- **GIVEN INSTRUCTION**: Quote the listing below in its entirety, omitting every image.

----------

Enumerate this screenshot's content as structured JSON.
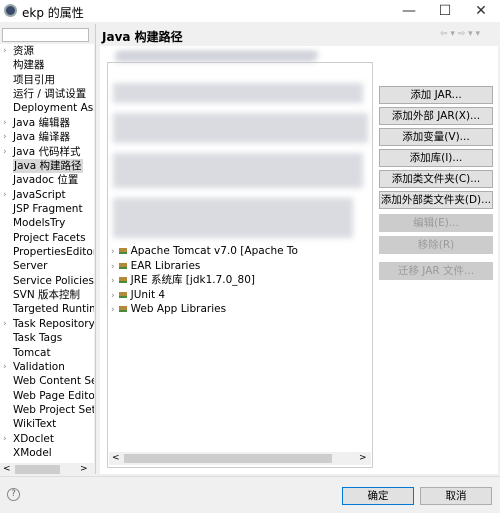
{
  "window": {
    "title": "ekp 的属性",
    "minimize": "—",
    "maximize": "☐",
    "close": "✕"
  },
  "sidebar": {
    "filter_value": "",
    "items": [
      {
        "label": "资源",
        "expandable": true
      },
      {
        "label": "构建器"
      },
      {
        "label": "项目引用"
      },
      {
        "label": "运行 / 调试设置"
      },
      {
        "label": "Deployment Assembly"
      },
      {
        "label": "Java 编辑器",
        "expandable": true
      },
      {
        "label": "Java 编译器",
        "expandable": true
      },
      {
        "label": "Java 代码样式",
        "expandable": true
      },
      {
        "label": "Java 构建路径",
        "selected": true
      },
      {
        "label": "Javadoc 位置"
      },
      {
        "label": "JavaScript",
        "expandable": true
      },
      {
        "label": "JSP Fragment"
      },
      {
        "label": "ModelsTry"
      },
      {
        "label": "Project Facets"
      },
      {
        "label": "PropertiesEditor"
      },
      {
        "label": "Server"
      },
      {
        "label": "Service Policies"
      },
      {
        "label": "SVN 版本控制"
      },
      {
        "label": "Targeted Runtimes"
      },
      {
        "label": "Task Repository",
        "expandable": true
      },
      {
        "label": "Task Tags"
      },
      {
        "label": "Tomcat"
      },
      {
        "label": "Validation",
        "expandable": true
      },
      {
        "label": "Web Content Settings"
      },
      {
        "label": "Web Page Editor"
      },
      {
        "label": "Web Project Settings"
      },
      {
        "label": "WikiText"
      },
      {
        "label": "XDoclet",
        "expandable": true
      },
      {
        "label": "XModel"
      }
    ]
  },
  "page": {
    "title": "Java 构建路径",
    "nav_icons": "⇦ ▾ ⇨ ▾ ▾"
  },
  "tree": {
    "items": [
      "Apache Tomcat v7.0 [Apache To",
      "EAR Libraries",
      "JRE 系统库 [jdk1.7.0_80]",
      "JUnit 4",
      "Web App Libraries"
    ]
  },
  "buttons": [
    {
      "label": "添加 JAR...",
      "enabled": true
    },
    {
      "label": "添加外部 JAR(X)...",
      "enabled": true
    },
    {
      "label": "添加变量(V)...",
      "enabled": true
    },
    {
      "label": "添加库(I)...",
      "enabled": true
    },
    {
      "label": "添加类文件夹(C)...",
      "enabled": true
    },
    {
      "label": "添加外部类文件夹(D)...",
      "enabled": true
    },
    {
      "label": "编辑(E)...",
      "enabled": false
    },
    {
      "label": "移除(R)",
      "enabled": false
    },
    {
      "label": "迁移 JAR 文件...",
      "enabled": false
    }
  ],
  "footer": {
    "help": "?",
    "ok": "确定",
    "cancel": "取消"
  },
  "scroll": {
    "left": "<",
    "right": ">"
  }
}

----------

- **EXERCISE SOLUTION**:
Enumerate this screenshot's content as structured JSON.
{
  "window": {
    "title": "ekp 的属性",
    "minimize": "—",
    "maximize": "☐",
    "close": "✕"
  },
  "sidebar": {
    "filter_value": "",
    "items": [
      {
        "label": "资源",
        "expandable": true
      },
      {
        "label": "构建器"
      },
      {
        "label": "项目引用"
      },
      {
        "label": "运行 / 调试设置"
      },
      {
        "label": "Deployment Assembly"
      },
      {
        "label": "Java 编辑器",
        "expandable": true
      },
      {
        "label": "Java 编译器",
        "expandable": true
      },
      {
        "label": "Java 代码样式",
        "expandable": true
      },
      {
        "label": "Java 构建路径",
        "selected": true
      },
      {
        "label": "Javadoc 位置"
      },
      {
        "label": "JavaScript",
        "expandable": true
      },
      {
        "label": "JSP Fragment"
      },
      {
        "label": "ModelsTry"
      },
      {
        "label": "Project Facets"
      },
      {
        "label": "PropertiesEditor"
      },
      {
        "label": "Server"
      },
      {
        "label": "Service Policies"
      },
      {
        "label": "SVN 版本控制"
      },
      {
        "label": "Targeted Runtimes"
      },
      {
        "label": "Task Repository",
        "expandable": true
      },
      {
        "label": "Task Tags"
      },
      {
        "label": "Tomcat"
      },
      {
        "label": "Validation",
        "expandable": true
      },
      {
        "label": "Web Content Settings"
      },
      {
        "label": "Web Page Editor"
      },
      {
        "label": "Web Project Settings"
      },
      {
        "label": "WikiText"
      },
      {
        "label": "XDoclet",
        "expandable": true
      },
      {
        "label": "XModel"
      }
    ]
  },
  "page": {
    "title": "Java 构建路径",
    "nav_icons": "⇦ ▾ ⇨ ▾ ▾"
  },
  "tree": {
    "items": [
      "Apache Tomcat v7.0 [Apache To",
      "EAR Libraries",
      "JRE 系统库 [jdk1.7.0_80]",
      "JUnit 4",
      "Web App Libraries"
    ]
  },
  "buttons": [
    {
      "label": "添加 JAR...",
      "enabled": true
    },
    {
      "label": "添加外部 JAR(X)...",
      "enabled": true
    },
    {
      "label": "添加变量(V)...",
      "enabled": true
    },
    {
      "label": "添加库(I)...",
      "enabled": true
    },
    {
      "label": "添加类文件夹(C)...",
      "enabled": true
    },
    {
      "label": "添加外部类文件夹(D)...",
      "enabled": true
    },
    {
      "label": "编辑(E)...",
      "enabled": false
    },
    {
      "label": "移除(R)",
      "enabled": false
    },
    {
      "label": "迁移 JAR 文件...",
      "enabled": false
    }
  ],
  "footer": {
    "help": "?",
    "ok": "确定",
    "cancel": "取消"
  },
  "scroll": {
    "left": "<",
    "right": ">"
  }
}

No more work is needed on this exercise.